<<<<

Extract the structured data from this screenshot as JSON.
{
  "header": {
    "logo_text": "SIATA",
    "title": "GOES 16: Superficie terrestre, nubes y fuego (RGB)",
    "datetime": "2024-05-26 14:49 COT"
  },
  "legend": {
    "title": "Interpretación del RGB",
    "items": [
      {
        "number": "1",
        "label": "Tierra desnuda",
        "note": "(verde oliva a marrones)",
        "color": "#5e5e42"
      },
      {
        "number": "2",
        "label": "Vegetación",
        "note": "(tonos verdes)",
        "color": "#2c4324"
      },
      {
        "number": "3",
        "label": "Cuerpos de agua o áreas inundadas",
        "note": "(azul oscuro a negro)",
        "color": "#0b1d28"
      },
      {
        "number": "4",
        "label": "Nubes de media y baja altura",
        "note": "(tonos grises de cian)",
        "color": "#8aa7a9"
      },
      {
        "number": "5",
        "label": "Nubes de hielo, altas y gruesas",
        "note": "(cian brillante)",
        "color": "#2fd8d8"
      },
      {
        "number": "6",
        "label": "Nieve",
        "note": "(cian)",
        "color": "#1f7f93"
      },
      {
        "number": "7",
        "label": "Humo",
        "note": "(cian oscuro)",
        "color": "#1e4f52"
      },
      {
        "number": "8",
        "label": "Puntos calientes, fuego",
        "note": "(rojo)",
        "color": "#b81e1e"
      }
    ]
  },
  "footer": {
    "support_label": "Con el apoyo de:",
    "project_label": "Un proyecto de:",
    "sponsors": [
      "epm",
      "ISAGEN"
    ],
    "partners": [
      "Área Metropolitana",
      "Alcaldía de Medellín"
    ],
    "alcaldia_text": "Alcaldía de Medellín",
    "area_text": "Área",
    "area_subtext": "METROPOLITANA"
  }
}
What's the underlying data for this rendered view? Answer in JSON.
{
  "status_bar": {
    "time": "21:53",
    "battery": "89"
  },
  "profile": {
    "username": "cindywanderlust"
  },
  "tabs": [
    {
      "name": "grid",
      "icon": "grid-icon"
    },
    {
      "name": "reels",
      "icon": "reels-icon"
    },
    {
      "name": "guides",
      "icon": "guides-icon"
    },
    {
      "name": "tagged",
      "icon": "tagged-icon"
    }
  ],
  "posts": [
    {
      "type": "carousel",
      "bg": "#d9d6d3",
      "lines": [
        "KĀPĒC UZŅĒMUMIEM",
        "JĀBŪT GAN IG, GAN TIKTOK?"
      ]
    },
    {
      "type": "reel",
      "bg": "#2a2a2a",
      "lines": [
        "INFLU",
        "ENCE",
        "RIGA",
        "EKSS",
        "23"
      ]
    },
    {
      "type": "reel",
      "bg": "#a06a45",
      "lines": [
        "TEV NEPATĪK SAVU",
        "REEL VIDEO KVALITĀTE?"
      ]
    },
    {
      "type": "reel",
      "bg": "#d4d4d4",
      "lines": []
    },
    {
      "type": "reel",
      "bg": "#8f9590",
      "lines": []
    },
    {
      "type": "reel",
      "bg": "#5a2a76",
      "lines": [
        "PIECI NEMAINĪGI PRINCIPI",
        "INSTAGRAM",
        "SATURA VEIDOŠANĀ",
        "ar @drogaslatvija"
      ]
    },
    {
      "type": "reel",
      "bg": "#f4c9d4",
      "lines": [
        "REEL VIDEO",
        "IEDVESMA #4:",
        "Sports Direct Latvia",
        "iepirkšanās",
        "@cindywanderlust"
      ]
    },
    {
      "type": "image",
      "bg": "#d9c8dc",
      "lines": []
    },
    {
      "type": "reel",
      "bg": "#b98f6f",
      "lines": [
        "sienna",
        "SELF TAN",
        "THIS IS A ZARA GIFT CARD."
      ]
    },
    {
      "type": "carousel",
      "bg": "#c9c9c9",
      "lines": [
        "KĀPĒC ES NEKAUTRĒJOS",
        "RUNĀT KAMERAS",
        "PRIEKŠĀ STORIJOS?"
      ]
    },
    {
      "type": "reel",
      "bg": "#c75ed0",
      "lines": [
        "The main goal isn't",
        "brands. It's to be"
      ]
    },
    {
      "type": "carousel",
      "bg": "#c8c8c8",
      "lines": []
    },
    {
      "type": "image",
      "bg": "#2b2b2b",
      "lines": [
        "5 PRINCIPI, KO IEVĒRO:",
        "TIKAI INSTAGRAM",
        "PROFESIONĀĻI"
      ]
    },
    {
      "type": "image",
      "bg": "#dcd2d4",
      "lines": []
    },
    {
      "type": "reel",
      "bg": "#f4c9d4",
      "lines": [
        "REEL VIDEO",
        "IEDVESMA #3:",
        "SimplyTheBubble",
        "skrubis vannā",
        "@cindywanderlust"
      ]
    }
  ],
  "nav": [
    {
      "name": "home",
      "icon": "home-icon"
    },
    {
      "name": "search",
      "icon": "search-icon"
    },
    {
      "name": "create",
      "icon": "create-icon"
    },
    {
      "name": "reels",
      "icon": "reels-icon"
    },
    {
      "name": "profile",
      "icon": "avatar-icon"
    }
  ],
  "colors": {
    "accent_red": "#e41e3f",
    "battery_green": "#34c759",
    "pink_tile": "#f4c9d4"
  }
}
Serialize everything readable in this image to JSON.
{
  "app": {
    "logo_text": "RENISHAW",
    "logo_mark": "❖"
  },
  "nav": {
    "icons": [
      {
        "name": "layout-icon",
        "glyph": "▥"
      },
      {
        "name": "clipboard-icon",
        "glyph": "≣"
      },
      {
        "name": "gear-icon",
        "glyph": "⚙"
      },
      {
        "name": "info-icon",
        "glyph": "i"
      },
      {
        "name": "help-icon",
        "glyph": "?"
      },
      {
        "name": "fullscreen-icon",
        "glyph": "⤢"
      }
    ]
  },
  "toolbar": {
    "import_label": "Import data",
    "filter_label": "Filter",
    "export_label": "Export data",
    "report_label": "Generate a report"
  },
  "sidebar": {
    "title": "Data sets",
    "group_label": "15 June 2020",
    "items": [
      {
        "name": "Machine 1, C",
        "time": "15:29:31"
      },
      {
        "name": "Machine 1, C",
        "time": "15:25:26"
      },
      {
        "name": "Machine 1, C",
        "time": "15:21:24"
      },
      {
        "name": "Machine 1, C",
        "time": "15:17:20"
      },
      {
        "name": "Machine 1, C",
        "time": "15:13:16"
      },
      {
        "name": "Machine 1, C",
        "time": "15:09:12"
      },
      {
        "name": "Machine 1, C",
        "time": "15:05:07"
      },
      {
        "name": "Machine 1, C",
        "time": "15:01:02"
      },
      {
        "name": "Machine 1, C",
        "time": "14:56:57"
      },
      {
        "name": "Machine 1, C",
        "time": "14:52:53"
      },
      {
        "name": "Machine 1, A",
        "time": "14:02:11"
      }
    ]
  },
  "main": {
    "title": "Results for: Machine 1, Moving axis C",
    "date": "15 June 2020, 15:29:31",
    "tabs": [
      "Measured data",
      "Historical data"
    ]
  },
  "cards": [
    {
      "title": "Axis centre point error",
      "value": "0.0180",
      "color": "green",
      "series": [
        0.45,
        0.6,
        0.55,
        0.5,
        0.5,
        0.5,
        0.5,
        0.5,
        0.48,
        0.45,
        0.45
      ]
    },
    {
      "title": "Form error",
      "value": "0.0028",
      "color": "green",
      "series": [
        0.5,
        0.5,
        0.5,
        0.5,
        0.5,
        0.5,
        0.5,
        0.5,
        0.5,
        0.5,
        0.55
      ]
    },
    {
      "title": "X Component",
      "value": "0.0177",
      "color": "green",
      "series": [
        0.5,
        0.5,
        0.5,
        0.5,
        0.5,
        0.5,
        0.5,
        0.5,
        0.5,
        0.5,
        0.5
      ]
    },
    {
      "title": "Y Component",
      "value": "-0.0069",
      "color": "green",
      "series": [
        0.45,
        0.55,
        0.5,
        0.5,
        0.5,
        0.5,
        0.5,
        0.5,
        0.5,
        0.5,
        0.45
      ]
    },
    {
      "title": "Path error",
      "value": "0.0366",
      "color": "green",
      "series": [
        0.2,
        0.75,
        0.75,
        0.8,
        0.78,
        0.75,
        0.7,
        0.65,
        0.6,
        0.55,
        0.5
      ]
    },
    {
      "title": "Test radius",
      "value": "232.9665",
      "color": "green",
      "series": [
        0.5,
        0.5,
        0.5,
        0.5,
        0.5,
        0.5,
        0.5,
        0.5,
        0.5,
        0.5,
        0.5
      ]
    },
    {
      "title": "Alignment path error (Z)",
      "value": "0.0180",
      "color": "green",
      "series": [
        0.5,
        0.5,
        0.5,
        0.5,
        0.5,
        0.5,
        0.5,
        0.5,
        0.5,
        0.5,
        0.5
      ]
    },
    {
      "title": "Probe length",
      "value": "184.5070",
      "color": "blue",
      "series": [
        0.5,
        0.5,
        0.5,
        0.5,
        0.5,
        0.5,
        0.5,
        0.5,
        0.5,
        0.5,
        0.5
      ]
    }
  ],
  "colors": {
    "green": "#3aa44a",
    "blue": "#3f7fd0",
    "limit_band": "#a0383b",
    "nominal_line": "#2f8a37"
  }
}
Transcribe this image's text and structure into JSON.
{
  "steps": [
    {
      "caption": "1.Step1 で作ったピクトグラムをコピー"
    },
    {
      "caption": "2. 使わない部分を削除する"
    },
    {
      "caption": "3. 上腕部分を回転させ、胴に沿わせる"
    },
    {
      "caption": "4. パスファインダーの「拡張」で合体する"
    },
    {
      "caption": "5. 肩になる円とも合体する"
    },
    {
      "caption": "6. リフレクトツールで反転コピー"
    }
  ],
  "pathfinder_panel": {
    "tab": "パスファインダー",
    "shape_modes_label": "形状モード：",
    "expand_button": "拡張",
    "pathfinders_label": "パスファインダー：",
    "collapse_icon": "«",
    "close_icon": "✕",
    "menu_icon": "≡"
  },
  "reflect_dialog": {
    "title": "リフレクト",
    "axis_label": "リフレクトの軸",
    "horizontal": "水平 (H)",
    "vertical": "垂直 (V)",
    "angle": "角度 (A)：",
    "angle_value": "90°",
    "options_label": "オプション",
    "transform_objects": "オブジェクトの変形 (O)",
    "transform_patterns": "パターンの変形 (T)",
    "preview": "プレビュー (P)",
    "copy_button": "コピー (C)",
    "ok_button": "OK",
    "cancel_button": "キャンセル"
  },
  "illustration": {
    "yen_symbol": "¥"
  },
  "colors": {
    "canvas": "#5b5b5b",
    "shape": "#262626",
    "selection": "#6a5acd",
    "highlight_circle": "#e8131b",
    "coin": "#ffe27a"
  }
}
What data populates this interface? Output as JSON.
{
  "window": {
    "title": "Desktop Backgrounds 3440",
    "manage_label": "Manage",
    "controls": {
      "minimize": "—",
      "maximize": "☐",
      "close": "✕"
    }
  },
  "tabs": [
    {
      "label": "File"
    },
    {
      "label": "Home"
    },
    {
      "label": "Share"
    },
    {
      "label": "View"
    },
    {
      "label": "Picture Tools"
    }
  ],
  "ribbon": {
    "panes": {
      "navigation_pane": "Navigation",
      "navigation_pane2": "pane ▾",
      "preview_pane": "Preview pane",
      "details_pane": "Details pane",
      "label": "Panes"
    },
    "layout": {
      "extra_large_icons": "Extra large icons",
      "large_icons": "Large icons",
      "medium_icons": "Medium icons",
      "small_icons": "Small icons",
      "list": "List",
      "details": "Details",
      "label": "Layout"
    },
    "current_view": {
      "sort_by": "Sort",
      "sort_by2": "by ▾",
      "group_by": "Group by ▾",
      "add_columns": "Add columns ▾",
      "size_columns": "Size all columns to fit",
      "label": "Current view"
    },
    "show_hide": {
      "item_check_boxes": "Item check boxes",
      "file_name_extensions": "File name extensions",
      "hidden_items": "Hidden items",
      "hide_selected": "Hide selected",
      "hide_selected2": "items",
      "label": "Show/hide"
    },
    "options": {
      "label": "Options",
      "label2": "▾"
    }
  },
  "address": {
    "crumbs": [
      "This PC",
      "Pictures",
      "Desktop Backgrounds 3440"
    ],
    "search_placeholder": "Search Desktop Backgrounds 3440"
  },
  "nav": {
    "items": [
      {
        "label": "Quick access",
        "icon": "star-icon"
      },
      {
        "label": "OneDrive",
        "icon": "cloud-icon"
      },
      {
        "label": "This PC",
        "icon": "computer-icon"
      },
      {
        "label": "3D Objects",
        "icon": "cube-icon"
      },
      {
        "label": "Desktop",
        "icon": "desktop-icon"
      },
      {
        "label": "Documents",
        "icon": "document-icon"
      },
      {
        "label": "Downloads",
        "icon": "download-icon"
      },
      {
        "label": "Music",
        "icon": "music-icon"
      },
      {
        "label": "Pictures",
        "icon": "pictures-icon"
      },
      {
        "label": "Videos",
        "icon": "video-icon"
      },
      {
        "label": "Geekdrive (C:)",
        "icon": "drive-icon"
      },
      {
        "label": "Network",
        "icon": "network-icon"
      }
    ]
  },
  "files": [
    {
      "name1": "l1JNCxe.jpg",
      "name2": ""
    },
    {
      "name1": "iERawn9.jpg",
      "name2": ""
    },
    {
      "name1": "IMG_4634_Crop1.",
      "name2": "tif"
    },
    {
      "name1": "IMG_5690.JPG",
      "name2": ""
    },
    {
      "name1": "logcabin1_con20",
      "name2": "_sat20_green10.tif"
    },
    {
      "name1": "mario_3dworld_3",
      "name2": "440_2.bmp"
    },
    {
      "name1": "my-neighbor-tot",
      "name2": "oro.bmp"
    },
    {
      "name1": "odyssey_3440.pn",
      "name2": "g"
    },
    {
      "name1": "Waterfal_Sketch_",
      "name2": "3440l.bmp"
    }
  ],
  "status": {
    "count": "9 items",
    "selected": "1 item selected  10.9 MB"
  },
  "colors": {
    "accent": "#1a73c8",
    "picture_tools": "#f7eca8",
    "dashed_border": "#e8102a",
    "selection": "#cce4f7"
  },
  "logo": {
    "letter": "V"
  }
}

>>>>

Select and copy every line of the material that holds the string "fuego".

    "title": "GOES 16: Superficie terrestre, nubes y fuego (RGB)",
        "label": "Puntos calientes, fuego",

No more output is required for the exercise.